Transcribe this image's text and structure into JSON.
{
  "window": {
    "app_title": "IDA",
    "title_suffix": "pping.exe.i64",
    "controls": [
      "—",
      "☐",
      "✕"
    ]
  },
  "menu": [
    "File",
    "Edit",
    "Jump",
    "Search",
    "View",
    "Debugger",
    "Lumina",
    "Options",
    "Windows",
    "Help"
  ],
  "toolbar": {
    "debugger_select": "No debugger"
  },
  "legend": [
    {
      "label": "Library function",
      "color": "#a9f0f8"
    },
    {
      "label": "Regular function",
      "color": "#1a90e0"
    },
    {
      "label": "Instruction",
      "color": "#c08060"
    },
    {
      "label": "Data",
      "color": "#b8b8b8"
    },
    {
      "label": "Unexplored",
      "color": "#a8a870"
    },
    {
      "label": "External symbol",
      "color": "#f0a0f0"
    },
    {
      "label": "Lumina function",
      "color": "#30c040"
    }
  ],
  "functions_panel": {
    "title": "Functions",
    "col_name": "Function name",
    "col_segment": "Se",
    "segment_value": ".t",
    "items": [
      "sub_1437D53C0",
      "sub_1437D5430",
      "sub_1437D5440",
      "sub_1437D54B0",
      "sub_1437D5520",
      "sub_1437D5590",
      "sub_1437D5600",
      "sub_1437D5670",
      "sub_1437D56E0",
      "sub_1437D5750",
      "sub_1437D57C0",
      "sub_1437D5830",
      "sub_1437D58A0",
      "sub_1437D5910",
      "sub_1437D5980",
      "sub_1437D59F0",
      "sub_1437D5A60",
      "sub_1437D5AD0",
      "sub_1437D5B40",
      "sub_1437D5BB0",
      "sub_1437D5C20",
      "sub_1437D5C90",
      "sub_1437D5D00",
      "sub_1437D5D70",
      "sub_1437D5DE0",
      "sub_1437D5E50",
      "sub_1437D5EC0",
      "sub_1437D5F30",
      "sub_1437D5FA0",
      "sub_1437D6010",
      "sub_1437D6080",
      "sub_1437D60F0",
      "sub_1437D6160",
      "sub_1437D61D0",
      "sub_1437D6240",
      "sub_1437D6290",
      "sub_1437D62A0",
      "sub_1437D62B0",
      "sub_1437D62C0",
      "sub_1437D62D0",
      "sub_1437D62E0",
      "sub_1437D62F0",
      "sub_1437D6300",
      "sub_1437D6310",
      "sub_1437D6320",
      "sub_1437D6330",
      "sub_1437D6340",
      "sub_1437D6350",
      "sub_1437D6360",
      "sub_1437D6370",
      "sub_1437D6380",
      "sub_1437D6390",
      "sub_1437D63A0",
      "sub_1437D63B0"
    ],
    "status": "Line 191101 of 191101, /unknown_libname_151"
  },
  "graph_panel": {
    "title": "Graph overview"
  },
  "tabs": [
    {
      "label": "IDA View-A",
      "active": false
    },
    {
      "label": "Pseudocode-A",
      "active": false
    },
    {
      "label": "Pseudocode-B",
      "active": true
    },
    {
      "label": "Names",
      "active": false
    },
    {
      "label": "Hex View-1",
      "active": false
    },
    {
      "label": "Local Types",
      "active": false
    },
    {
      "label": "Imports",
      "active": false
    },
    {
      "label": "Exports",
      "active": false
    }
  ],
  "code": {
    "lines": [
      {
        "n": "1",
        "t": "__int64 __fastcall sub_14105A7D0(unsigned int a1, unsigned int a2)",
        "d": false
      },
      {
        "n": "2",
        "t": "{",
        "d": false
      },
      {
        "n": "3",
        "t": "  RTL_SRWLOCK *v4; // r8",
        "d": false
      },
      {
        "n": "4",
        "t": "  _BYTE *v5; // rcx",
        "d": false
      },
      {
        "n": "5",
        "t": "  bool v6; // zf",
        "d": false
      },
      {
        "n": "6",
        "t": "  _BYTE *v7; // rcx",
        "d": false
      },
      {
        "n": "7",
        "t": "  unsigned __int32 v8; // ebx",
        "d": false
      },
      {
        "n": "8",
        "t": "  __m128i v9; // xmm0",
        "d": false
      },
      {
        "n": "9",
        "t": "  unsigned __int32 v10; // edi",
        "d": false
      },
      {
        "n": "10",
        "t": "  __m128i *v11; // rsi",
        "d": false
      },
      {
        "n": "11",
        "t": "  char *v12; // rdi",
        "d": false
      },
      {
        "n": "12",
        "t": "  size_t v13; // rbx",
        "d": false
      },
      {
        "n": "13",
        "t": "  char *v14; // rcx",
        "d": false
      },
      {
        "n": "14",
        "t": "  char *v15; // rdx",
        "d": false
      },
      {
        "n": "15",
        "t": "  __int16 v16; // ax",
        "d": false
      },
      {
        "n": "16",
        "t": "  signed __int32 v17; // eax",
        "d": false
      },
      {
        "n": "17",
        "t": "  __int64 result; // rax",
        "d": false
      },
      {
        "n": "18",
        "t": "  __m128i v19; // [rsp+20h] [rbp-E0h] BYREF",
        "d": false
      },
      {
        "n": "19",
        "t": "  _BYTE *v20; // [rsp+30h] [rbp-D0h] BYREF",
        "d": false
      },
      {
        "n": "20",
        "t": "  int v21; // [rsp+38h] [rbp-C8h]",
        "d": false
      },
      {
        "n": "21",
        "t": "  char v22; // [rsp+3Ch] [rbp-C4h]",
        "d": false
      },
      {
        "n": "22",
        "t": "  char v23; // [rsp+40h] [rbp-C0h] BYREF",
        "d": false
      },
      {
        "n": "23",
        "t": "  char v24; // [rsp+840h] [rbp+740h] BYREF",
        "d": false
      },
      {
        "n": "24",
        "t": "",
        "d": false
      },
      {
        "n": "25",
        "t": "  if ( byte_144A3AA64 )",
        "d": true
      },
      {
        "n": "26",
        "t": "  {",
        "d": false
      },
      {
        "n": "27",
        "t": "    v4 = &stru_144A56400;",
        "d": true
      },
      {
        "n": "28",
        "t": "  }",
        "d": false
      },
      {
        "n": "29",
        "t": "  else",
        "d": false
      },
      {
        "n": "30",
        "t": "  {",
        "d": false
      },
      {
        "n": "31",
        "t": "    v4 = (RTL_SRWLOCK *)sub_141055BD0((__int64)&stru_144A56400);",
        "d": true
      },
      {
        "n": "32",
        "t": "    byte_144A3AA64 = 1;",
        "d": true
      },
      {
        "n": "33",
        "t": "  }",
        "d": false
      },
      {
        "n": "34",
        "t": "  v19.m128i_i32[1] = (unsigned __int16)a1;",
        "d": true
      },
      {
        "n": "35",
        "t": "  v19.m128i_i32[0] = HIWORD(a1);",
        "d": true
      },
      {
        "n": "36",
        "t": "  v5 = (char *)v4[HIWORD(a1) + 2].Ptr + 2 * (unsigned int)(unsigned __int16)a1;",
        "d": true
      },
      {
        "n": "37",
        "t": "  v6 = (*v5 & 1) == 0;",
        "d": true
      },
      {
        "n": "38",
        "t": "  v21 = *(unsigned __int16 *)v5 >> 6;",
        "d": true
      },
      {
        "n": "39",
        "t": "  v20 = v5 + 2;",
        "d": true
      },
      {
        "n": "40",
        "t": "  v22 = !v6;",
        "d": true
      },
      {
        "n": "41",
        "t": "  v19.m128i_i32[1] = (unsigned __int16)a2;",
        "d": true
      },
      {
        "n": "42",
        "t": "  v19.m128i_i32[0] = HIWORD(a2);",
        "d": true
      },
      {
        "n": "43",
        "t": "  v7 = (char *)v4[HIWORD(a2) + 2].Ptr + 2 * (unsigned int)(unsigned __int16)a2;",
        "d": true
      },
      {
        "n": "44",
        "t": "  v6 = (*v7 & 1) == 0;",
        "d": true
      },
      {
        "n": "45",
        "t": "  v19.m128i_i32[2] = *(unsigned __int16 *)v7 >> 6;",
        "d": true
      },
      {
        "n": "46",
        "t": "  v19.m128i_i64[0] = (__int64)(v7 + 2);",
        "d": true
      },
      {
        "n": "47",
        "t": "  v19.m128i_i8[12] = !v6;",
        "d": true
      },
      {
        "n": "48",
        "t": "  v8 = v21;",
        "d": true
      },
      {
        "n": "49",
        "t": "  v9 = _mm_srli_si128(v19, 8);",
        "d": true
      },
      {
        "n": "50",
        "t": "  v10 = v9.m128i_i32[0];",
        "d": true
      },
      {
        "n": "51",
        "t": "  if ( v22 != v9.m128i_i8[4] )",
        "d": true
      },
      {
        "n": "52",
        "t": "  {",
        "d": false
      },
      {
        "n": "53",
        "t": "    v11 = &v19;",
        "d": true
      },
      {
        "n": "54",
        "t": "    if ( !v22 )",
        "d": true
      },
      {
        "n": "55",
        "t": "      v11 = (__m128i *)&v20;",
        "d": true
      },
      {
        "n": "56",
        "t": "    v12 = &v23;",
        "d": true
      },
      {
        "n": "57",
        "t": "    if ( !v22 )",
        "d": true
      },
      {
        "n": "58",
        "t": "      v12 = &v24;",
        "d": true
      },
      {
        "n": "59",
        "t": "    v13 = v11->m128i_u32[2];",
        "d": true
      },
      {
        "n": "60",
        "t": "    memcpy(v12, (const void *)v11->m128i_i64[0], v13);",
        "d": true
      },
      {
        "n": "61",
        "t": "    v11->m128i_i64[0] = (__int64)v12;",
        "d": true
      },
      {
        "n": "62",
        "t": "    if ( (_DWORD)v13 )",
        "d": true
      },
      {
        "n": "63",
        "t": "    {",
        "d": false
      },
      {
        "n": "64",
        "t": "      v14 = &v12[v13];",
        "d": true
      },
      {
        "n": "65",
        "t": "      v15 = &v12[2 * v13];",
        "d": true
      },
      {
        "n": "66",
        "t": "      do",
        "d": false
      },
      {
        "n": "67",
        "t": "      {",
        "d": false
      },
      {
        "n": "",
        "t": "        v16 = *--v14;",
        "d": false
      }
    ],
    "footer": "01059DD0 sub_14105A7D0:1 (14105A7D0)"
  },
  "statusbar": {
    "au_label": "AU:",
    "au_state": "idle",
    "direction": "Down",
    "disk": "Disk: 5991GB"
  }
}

## PROBLEM TO WORK ON
Reproduce each line of the entries in which the word "HIWORD" is found.

## FULL RESPONSE
        "t": "  v19.m128i_i32[0] = HIWORD(a1);",
        "t": "  v5 = (char *)v4[HIWORD(a1) + 2].Ptr + 2 * (unsigned int)(unsigned __int16)a1;",
        "t": "  v19.m128i_i32[0] = HIWORD(a2);",
        "t": "  v7 = (char *)v4[HIWORD(a2) + 2].Ptr + 2 * (unsigned int)(unsigned __int16)a2;",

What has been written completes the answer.